Items listed in a dataset
>>>>>
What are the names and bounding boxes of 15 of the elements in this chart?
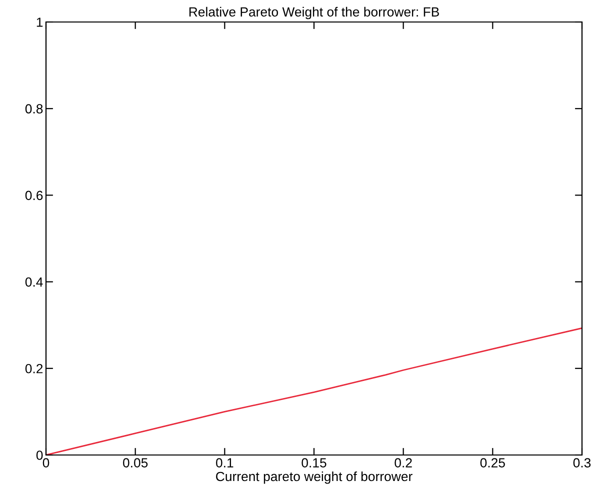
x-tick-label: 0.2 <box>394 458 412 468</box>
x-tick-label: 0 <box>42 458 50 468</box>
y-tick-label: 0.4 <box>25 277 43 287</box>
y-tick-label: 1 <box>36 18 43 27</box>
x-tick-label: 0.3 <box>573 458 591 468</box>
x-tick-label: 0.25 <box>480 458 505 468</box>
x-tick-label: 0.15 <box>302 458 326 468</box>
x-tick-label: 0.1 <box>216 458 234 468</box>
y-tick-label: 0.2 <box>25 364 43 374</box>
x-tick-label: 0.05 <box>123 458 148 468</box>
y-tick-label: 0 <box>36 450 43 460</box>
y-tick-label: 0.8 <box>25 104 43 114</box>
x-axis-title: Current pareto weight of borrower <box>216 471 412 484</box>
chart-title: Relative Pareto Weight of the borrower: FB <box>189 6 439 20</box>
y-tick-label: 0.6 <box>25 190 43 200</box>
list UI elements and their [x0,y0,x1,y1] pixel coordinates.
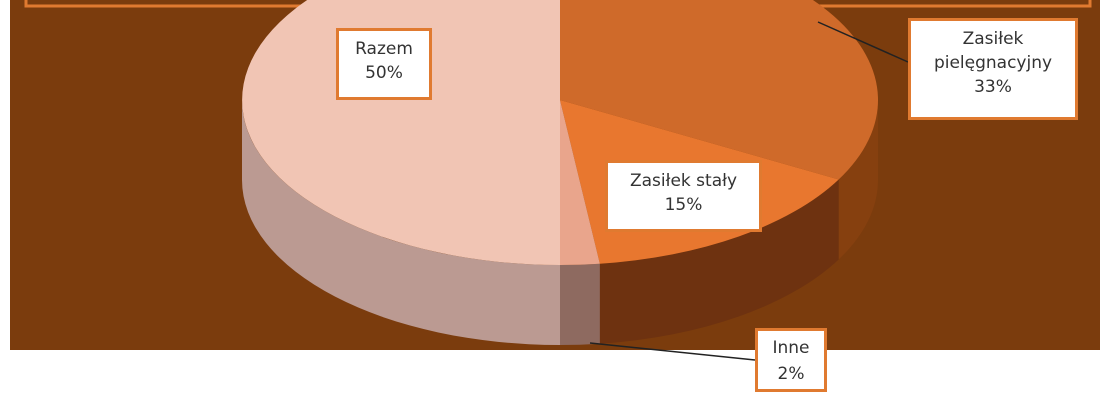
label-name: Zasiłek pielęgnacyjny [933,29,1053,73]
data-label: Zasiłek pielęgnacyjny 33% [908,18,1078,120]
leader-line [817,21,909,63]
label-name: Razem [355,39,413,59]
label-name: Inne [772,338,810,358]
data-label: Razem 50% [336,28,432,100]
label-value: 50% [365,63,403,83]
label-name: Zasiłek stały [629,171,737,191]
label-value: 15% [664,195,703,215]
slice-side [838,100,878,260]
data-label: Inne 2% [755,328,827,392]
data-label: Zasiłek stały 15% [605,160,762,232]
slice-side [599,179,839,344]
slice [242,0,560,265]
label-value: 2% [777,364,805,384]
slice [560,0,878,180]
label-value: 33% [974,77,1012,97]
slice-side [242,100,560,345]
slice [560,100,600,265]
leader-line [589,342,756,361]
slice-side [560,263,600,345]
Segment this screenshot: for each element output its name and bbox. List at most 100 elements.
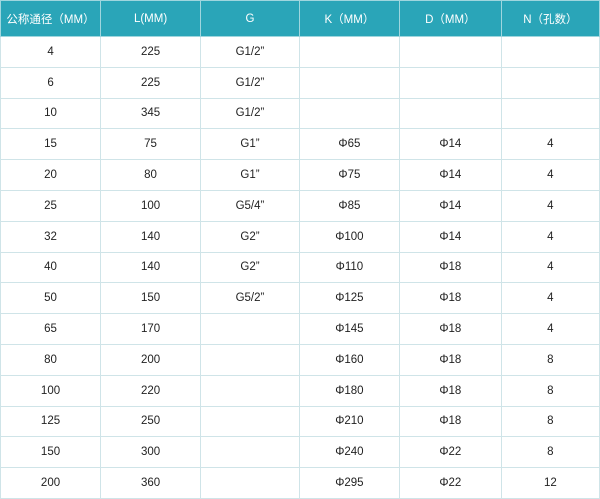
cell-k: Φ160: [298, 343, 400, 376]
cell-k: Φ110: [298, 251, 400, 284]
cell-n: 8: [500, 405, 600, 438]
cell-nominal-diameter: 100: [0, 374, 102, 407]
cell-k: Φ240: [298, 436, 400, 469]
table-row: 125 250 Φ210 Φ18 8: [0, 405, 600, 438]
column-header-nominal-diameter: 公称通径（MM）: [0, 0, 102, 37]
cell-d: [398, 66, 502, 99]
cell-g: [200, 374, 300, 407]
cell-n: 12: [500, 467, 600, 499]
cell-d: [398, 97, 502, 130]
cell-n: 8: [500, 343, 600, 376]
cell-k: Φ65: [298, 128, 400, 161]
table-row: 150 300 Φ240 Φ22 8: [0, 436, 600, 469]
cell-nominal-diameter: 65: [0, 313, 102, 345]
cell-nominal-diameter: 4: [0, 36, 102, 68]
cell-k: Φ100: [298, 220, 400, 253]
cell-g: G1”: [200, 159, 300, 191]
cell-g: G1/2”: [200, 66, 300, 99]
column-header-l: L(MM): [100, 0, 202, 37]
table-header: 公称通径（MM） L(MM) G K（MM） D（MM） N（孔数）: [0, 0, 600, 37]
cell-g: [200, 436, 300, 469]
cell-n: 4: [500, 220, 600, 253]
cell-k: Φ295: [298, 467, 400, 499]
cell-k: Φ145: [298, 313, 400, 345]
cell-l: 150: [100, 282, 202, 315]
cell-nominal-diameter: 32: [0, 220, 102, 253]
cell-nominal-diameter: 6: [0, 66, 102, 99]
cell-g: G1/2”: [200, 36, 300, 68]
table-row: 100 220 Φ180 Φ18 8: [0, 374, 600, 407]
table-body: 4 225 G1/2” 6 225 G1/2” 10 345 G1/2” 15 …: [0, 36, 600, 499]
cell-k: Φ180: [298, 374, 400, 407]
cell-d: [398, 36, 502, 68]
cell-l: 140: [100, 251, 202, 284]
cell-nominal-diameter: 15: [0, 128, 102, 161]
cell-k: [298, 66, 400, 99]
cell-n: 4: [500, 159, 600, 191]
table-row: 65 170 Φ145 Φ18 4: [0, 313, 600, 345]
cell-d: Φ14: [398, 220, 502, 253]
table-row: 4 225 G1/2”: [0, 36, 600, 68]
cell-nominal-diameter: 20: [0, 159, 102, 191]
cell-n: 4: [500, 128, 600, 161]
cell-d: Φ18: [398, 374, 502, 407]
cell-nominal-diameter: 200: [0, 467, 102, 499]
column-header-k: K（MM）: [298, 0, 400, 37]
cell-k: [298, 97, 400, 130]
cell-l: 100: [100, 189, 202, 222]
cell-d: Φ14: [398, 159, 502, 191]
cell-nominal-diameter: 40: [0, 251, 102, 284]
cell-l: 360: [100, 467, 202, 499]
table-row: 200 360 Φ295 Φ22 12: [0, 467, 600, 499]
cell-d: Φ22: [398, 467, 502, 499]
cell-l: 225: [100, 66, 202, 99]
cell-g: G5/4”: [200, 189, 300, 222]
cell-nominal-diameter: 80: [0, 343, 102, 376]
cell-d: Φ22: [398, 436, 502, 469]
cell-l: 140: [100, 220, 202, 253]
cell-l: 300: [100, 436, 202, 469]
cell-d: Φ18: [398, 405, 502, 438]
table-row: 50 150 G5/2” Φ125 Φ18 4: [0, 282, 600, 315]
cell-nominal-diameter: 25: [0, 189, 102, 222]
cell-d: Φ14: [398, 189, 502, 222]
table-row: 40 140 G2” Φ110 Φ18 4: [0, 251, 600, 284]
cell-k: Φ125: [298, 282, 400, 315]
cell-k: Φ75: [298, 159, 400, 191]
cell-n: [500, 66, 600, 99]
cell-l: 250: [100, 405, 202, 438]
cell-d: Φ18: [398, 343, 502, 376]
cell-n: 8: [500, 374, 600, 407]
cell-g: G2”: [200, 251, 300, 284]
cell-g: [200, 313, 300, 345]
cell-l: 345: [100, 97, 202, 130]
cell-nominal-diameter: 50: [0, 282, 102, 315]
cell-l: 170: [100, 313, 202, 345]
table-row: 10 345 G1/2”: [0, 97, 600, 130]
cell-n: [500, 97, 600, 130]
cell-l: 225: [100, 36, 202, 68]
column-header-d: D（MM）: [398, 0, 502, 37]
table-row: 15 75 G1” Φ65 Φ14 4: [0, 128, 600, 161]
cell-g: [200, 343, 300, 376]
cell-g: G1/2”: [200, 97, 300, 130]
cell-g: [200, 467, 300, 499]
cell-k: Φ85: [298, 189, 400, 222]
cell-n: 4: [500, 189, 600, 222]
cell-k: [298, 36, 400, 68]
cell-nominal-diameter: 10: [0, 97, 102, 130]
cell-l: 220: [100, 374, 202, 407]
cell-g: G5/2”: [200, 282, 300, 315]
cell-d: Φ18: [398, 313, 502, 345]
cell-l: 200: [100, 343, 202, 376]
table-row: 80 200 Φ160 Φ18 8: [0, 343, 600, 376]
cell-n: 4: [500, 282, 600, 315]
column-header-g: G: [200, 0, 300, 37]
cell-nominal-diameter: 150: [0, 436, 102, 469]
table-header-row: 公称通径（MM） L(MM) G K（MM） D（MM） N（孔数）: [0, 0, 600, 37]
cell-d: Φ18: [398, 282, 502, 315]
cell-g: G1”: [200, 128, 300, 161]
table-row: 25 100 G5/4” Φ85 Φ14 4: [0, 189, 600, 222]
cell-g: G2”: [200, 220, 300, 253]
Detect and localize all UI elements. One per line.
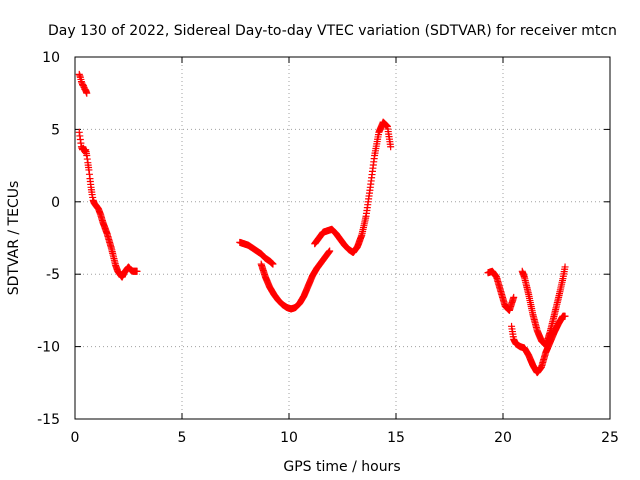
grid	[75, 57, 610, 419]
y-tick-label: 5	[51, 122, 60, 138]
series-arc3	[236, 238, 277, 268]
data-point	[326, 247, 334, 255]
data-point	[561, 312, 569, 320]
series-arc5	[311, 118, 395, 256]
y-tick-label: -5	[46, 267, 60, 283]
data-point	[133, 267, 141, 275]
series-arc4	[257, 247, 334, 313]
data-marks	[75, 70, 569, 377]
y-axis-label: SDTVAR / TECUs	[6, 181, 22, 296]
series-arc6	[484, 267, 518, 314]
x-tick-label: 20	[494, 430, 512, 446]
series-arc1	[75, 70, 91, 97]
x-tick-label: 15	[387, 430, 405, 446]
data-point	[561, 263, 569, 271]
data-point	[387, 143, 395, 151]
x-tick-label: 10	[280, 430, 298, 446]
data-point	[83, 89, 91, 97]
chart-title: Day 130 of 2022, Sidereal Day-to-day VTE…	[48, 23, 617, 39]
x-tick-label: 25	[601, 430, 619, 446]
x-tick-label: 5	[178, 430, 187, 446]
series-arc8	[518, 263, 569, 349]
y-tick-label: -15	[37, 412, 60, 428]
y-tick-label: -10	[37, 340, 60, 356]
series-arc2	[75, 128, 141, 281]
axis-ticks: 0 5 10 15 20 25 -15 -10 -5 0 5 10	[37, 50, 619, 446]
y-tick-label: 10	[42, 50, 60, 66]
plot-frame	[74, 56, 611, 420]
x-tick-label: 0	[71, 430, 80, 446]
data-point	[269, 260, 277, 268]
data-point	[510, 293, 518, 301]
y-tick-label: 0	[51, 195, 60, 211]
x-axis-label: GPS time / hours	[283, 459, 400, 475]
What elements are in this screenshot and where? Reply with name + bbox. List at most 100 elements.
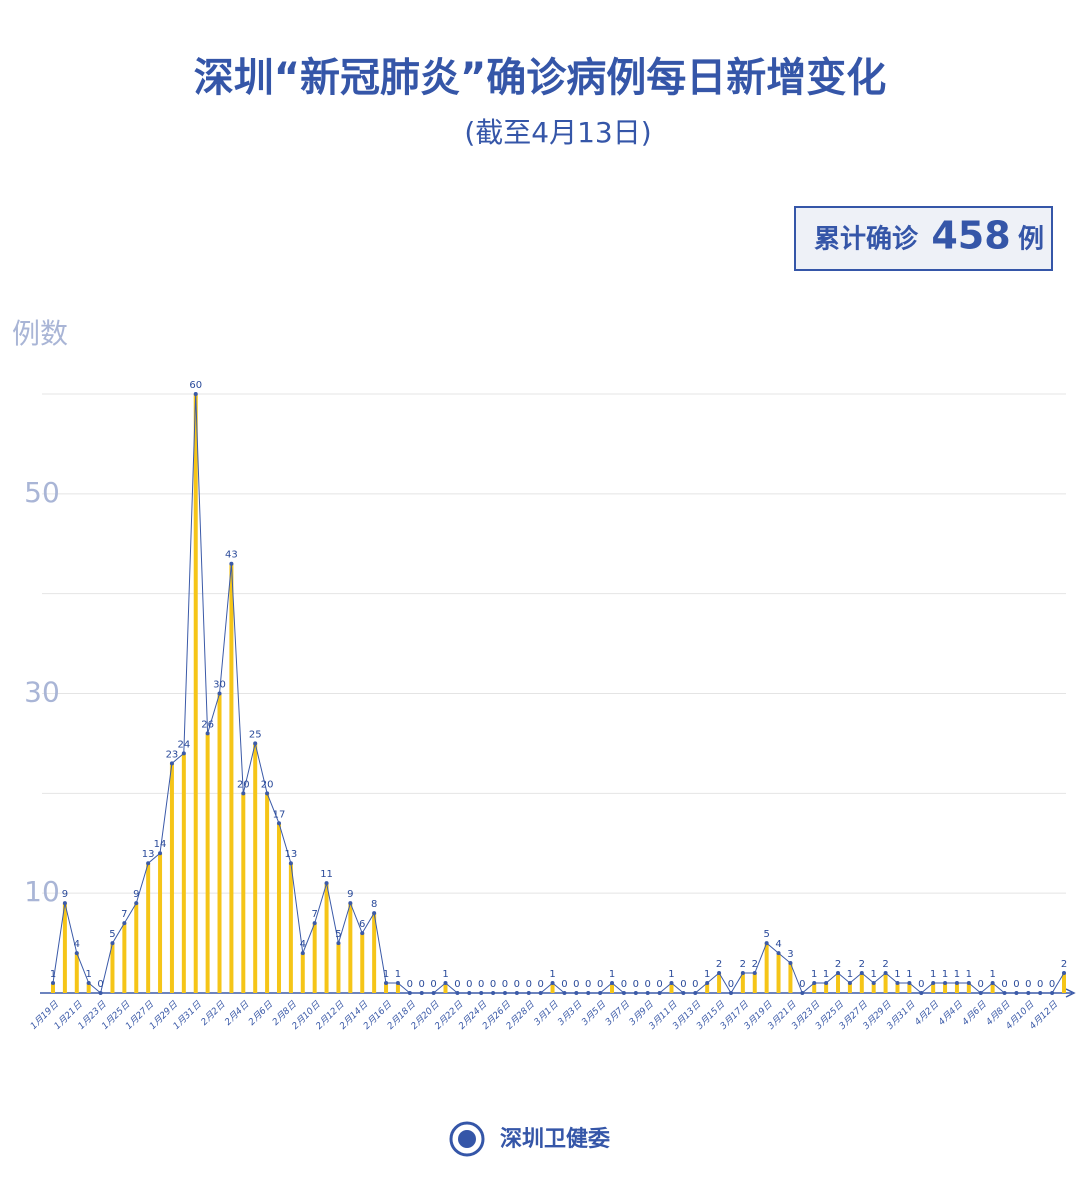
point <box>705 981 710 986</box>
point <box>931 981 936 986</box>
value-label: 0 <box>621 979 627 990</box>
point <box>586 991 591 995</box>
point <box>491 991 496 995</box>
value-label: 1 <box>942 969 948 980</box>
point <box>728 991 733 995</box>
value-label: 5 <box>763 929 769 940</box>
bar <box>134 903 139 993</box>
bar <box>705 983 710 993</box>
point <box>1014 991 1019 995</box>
<<<<<
Work required
Reproduce the records from the line containing "57, 610, 419]" through the line containing "430, 512, 446]", switching every "data-point" to "scatter-point" and leaving everything else unchanged. Give only those lines.

Full output
grid	[75, 57, 610, 419]
y-tick-label: 5	[51, 122, 60, 138]
series-arc3	[236, 238, 277, 268]
scatter-point	[326, 247, 334, 255]
scatter-point	[561, 312, 569, 320]
series-arc5	[311, 118, 395, 256]
y-tick-label: -5	[46, 267, 60, 283]
scatter-point	[133, 267, 141, 275]
series-arc4	[257, 247, 334, 313]
data-marks	[75, 70, 569, 377]
y-axis-label: SDTVAR / TECUs	[6, 181, 22, 296]
series-arc6	[484, 267, 518, 314]
x-tick-label: 20	[494, 430, 512, 446]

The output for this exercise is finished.